GOAL OF THE EXERCISE: Find and copy each line of the records where the string "What" shows up.

# # # #

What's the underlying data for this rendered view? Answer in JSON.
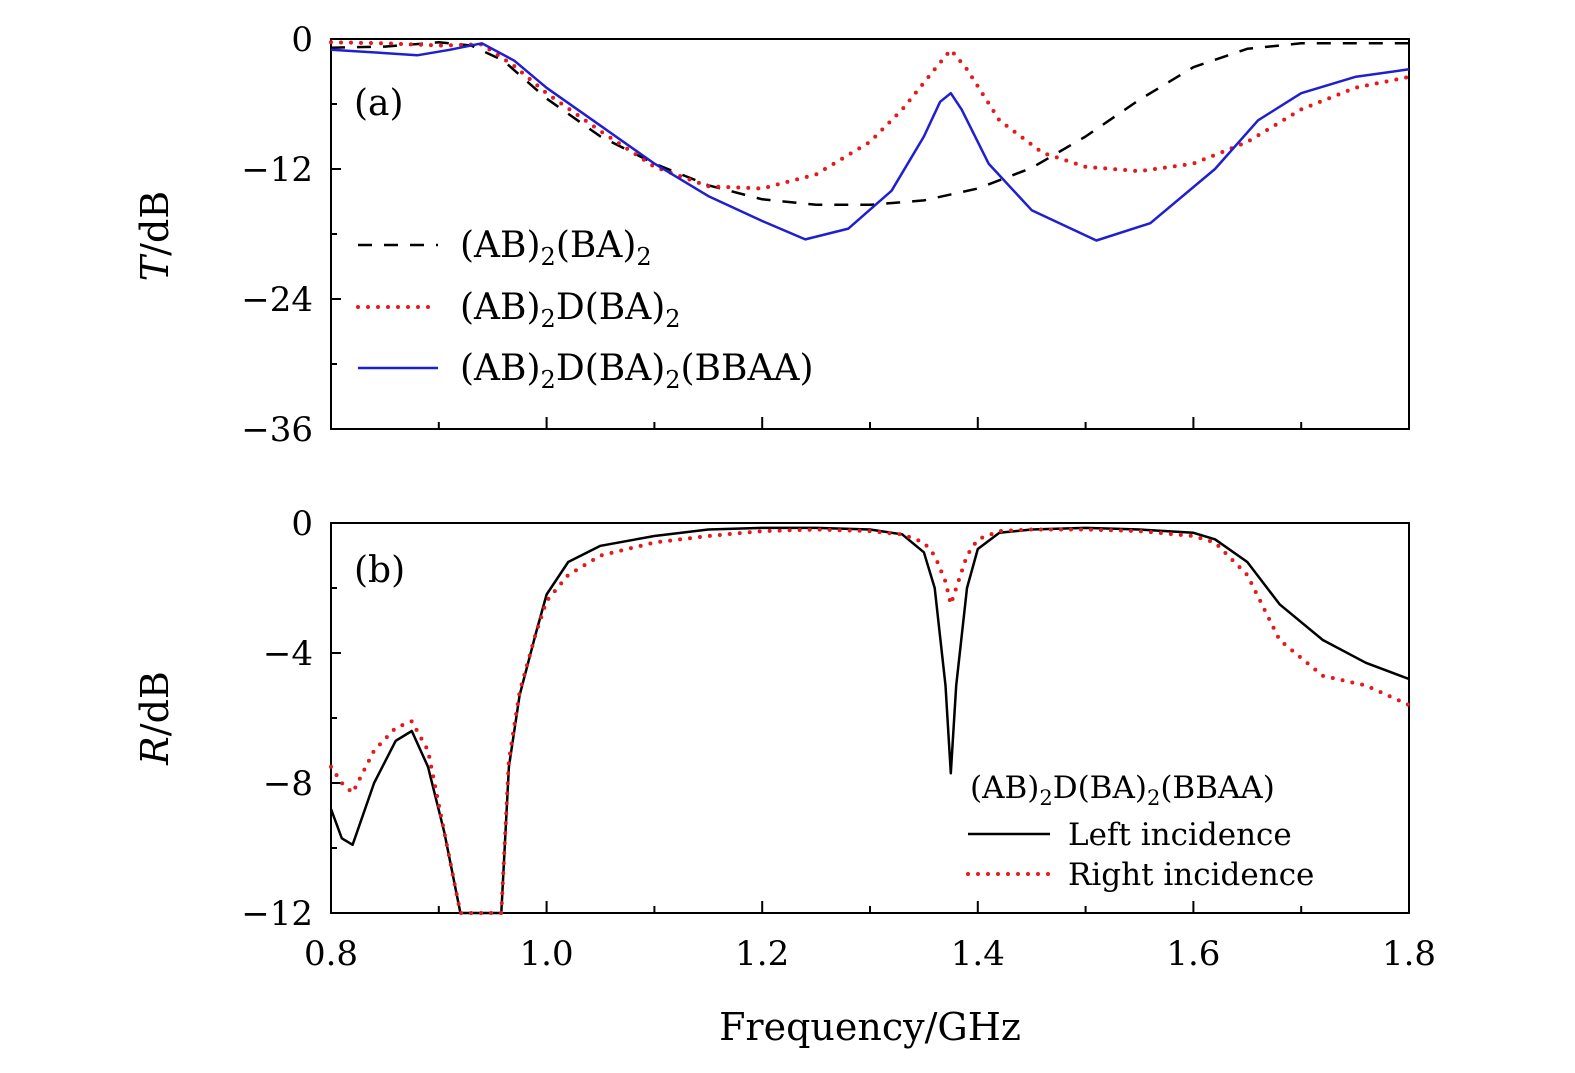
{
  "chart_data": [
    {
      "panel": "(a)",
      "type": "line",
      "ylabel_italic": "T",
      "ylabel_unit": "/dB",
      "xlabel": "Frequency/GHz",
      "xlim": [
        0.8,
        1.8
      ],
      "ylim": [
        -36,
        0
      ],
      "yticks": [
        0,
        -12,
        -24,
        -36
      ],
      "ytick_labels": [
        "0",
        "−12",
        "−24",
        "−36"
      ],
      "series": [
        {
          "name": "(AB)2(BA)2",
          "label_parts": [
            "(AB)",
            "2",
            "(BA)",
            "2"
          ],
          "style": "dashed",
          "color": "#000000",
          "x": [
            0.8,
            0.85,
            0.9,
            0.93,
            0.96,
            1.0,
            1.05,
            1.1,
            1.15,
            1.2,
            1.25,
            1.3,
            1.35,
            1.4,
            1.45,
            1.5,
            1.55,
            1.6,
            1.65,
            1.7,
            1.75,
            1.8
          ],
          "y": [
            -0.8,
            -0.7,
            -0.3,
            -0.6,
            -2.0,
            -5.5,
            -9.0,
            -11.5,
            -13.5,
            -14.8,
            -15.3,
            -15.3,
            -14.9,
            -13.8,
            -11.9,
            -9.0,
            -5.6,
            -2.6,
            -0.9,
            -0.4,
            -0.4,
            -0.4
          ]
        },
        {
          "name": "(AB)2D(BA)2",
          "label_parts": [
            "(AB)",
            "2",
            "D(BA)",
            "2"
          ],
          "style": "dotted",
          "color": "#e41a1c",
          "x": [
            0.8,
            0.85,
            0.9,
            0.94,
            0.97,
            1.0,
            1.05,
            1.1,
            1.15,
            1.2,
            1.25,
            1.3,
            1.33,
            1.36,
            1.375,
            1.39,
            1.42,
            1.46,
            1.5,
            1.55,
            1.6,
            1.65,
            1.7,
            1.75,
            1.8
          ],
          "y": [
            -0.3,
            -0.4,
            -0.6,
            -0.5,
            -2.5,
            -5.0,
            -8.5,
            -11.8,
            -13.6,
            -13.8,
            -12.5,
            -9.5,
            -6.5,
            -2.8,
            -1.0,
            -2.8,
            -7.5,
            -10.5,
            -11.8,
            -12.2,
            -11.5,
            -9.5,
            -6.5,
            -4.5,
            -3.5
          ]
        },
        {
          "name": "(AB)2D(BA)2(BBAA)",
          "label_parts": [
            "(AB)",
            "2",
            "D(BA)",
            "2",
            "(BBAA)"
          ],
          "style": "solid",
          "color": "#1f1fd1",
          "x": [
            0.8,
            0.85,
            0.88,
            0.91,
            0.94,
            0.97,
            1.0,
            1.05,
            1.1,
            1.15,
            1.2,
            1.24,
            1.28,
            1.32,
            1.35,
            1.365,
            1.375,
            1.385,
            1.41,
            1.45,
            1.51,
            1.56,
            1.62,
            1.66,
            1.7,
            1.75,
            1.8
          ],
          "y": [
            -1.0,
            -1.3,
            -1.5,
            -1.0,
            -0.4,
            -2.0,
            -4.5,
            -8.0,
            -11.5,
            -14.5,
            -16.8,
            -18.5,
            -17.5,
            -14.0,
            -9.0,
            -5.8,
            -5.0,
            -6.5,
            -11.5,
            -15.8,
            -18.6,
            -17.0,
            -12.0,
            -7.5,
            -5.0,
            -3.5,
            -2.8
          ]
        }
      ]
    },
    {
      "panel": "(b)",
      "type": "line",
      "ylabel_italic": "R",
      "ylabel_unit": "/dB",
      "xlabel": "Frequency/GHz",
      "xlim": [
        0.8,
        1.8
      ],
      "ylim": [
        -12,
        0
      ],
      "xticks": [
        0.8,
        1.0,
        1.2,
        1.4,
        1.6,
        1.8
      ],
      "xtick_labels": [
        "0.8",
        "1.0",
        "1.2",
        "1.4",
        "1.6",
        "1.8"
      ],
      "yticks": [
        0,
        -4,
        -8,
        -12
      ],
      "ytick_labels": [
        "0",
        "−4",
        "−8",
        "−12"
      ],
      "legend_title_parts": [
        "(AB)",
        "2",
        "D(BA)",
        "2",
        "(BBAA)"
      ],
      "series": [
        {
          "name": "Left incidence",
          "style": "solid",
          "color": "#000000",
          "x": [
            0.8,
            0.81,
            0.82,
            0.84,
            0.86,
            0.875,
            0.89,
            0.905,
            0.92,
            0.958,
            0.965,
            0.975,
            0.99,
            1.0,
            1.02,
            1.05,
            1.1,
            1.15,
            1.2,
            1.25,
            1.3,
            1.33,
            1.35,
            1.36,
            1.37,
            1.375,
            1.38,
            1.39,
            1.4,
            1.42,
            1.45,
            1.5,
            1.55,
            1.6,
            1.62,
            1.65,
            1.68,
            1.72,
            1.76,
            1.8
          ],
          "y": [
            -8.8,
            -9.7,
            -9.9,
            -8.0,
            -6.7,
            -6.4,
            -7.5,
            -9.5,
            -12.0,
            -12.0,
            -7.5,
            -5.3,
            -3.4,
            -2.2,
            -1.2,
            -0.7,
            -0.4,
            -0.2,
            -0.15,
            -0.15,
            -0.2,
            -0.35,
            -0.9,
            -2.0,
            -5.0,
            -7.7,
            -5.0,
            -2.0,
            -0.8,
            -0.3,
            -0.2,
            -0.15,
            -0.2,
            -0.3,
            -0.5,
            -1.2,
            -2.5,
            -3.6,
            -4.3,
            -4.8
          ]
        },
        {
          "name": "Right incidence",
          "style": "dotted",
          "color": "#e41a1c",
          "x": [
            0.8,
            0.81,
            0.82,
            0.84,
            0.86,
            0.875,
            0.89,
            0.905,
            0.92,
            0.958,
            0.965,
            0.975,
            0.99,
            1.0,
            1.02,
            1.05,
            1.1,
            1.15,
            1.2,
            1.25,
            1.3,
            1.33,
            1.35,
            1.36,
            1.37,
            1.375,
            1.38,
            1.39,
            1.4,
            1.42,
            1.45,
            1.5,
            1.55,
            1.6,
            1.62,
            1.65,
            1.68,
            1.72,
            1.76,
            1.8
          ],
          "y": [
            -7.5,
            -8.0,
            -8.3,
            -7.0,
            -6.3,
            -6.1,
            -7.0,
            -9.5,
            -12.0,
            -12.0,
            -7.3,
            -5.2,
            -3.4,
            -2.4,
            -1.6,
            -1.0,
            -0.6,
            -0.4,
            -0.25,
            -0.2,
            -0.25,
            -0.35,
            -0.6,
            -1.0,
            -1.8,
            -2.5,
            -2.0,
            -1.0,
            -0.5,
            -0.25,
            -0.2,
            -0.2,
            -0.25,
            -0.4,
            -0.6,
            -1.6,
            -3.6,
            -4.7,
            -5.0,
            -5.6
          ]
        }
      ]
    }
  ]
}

# # # #

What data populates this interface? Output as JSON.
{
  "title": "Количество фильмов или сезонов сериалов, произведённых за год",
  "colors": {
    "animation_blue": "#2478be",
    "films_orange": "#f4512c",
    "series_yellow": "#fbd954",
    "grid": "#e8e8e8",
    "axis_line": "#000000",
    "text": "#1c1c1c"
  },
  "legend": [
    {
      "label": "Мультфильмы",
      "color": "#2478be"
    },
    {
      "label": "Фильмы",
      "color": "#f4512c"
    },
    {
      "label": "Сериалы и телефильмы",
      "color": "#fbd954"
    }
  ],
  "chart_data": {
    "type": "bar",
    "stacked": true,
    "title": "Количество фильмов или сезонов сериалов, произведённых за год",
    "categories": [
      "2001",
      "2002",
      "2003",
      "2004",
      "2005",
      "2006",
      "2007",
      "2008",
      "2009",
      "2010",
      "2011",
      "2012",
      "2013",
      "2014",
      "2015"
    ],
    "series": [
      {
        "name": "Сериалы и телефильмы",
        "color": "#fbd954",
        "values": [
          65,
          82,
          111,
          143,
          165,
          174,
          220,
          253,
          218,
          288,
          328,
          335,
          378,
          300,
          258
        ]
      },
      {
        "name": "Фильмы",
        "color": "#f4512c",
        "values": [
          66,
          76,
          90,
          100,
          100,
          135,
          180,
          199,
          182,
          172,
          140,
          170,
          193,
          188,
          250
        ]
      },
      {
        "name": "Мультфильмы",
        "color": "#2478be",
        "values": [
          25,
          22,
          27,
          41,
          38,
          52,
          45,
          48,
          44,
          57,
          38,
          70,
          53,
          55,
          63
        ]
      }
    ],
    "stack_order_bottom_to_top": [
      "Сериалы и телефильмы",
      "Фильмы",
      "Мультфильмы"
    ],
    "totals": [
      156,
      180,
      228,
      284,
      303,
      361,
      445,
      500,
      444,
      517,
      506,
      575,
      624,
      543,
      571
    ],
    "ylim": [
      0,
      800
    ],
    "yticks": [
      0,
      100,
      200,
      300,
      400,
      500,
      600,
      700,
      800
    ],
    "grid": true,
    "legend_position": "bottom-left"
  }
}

# # # #

WRITTEN SOLUTION:
What's the underlying data for this rendered view? Answer in JSON.
What data populates this interface? Output as JSON.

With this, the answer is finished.